## Task statement
Please write the listing below out again exactly, leaving every picture behind.

┄┄┄┄┄┄

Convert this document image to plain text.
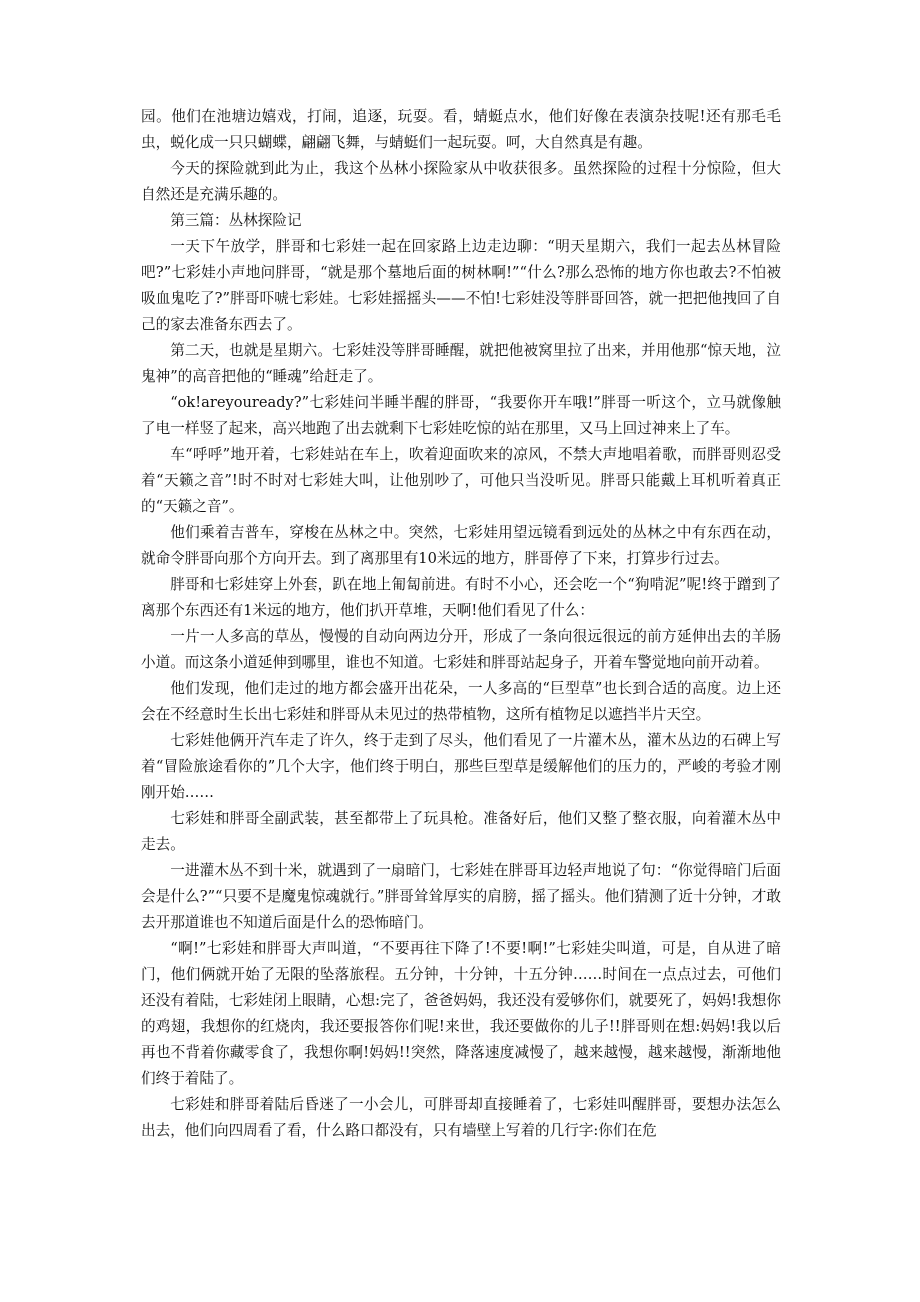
园。他们在池塘边嬉戏，打闹，追逐，玩耍。看，蜻蜓点水，他们好像在表演杂技呢!还有那毛毛虫，蜕化成一只只蝴蝶，翩翩飞舞，与蜻蜓们一起玩耍。呵，大自然真是有趣。

今天的探险就到此为止，我这个丛林小探险家从中收获很多。虽然探险的过程十分惊险，但大自然还是充满乐趣的。

第三篇：丛林探险记

一天下午放学，胖哥和七彩娃一起在回家路上边走边聊：“明天星期六，我们一起去丛林冒险吧?”七彩娃小声地问胖哥，“就是那个墓地后面的树林啊!”“什么?那么恐怖的地方你也敢去?不怕被吸血鬼吃了?”胖哥吓唬七彩娃。七彩娃摇摇头——不怕!七彩娃没等胖哥回答，就一把把他拽回了自己的家去准备东西去了。

第二天，也就是星期六。七彩娃没等胖哥睡醒，就把他被窝里拉了出来，并用他那“惊天地，泣鬼神”的高音把他的“睡魂”给赶走了。

“ok!areyouready?”七彩娃问半睡半醒的胖哥，“我要你开车哦!”胖哥一听这个，立马就像触了电一样竖了起来，高兴地跑了出去就剩下七彩娃吃惊的站在那里，又马上回过神来上了车。

车“呼呼”地开着，七彩娃站在车上，吹着迎面吹来的凉风，不禁大声地唱着歌，而胖哥则忍受着“天籁之音”!时不时对七彩娃大叫，让他别吵了，可他只当没听见。胖哥只能戴上耳机听着真正的“天籁之音”。

他们乘着吉普车，穿梭在丛林之中。突然，七彩娃用望远镜看到远处的丛林之中有东西在动，就命令胖哥向那个方向开去。到了离那里有10米远的地方，胖哥停了下来，打算步行过去。

胖哥和七彩娃穿上外套，趴在地上匍匐前进。有时不小心，还会吃一个“狗啃泥”呢!终于蹭到了离那个东西还有1米远的地方，他们扒开草堆，天啊!他们看见了什么：

一片一人多高的草丛，慢慢的自动向两边分开，形成了一条向很远很远的前方延伸出去的羊肠小道。而这条小道延伸到哪里，谁也不知道。七彩娃和胖哥站起身子，开着车警觉地向前开动着。

他们发现，他们走过的地方都会盛开出花朵，一人多高的“巨型草”也长到合适的高度。边上还会在不经意时生长出七彩娃和胖哥从未见过的热带植物，这所有植物足以遮挡半片天空。

七彩娃他俩开汽车走了许久，终于走到了尽头，他们看见了一片灌木丛，灌木丛边的石碑上写着“冒险旅途看你的”几个大字，他们终于明白，那些巨型草是缓解他们的压力的，严峻的考验才刚刚开始……

七彩娃和胖哥全副武装，甚至都带上了玩具枪。准备好后，他们又整了整衣服，向着灌木丛中走去。

一进灌木丛不到十米，就遇到了一扇暗门，七彩娃在胖哥耳边轻声地说了句：“你觉得暗门后面会是什么?”“只要不是魔鬼惊魂就行。”胖哥耸耸厚实的肩膀，摇了摇头。他们猜测了近十分钟，才敢去开那道谁也不知道后面是什么的恐怖暗门。

“啊!”七彩娃和胖哥大声叫道，“不要再往下降了!不要!啊!”七彩娃尖叫道，可是，自从进了暗门，他们俩就开始了无限的坠落旅程。五分钟，十分钟，十五分钟……时间在一点点过去，可他们还没有着陆，七彩娃闭上眼睛，心想:完了，爸爸妈妈，我还没有爱够你们，就要死了，妈妈!我想你的鸡翅，我想你的红烧肉，我还要报答你们呢!来世，我还要做你的儿子!!胖哥则在想:妈妈!我以后再也不背着你藏零食了，我想你啊!妈妈!!突然，降落速度减慢了，越来越慢，越来越慢，渐渐地他们终于着陆了。

七彩娃和胖哥着陆后昏迷了一小会儿，可胖哥却直接睡着了，七彩娃叫醒胖哥，要想办法怎么出去，他们向四周看了看，什么路口都没有，只有墙壁上写着的几行字:你们在危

┄┄┄┄┄┄

## Task result
Convert this document image to plain text.
园。他们在池塘边嬉戏，打闹，追逐，玩耍。看，蜻蜓点水，他们好像在表演杂技呢!还有那毛毛虫，蜕化成一只只蝴蝶，翩翩飞舞，与蜻蜓们一起玩耍。呵，大自然真是有趣。

今天的探险就到此为止，我这个丛林小探险家从中收获很多。虽然探险的过程十分惊险，但大自然还是充满乐趣的。

第三篇：丛林探险记

一天下午放学，胖哥和七彩娃一起在回家路上边走边聊：“明天星期六，我们一起去丛林冒险吧?”七彩娃小声地问胖哥，“就是那个墓地后面的树林啊!”“什么?那么恐怖的地方你也敢去?不怕被吸血鬼吃了?”胖哥吓唬七彩娃。七彩娃摇摇头——不怕!七彩娃没等胖哥回答，就一把把他拽回了自己的家去准备东西去了。

第二天，也就是星期六。七彩娃没等胖哥睡醒，就把他被窝里拉了出来，并用他那“惊天地，泣鬼神”的高音把他的“睡魂”给赶走了。

“ok!areyouready?”七彩娃问半睡半醒的胖哥，“我要你开车哦!”胖哥一听这个，立马就像触了电一样竖了起来，高兴地跑了出去就剩下七彩娃吃惊的站在那里，又马上回过神来上了车。

车“呼呼”地开着，七彩娃站在车上，吹着迎面吹来的凉风，不禁大声地唱着歌，而胖哥则忍受着“天籁之音”!时不时对七彩娃大叫，让他别吵了，可他只当没听见。胖哥只能戴上耳机听着真正的“天籁之音”。

他们乘着吉普车，穿梭在丛林之中。突然，七彩娃用望远镜看到远处的丛林之中有东西在动，就命令胖哥向那个方向开去。到了离那里有10米远的地方，胖哥停了下来，打算步行过去。

胖哥和七彩娃穿上外套，趴在地上匍匐前进。有时不小心，还会吃一个“狗啃泥”呢!终于蹭到了离那个东西还有1米远的地方，他们扒开草堆，天啊!他们看见了什么：

一片一人多高的草丛，慢慢的自动向两边分开，形成了一条向很远很远的前方延伸出去的羊肠小道。而这条小道延伸到哪里，谁也不知道。七彩娃和胖哥站起身子，开着车警觉地向前开动着。

他们发现，他们走过的地方都会盛开出花朵，一人多高的“巨型草”也长到合适的高度。边上还会在不经意时生长出七彩娃和胖哥从未见过的热带植物，这所有植物足以遮挡半片天空。

七彩娃他俩开汽车走了许久，终于走到了尽头，他们看见了一片灌木丛，灌木丛边的石碑上写着“冒险旅途看你的”几个大字，他们终于明白，那些巨型草是缓解他们的压力的，严峻的考验才刚刚开始……

七彩娃和胖哥全副武装，甚至都带上了玩具枪。准备好后，他们又整了整衣服，向着灌木丛中走去。

一进灌木丛不到十米，就遇到了一扇暗门，七彩娃在胖哥耳边轻声地说了句：“你觉得暗门后面会是什么?”“只要不是魔鬼惊魂就行。”胖哥耸耸厚实的肩膀，摇了摇头。他们猜测了近十分钟，才敢去开那道谁也不知道后面是什么的恐怖暗门。

“啊!”七彩娃和胖哥大声叫道，“不要再往下降了!不要!啊!”七彩娃尖叫道，可是，自从进了暗门，他们俩就开始了无限的坠落旅程。五分钟，十分钟，十五分钟……时间在一点点过去，可他们还没有着陆，七彩娃闭上眼睛，心想:完了，爸爸妈妈，我还没有爱够你们，就要死了，妈妈!我想你的鸡翅，我想你的红烧肉，我还要报答你们呢!来世，我还要做你的儿子!!胖哥则在想:妈妈!我以后再也不背着你藏零食了，我想你啊!妈妈!!突然，降落速度减慢了，越来越慢，越来越慢，渐渐地他们终于着陆了。

七彩娃和胖哥着陆后昏迷了一小会儿，可胖哥却直接睡着了，七彩娃叫醒胖哥，要想办法怎么出去，他们向四周看了看，什么路口都没有，只有墙壁上写着的几行字:你们在危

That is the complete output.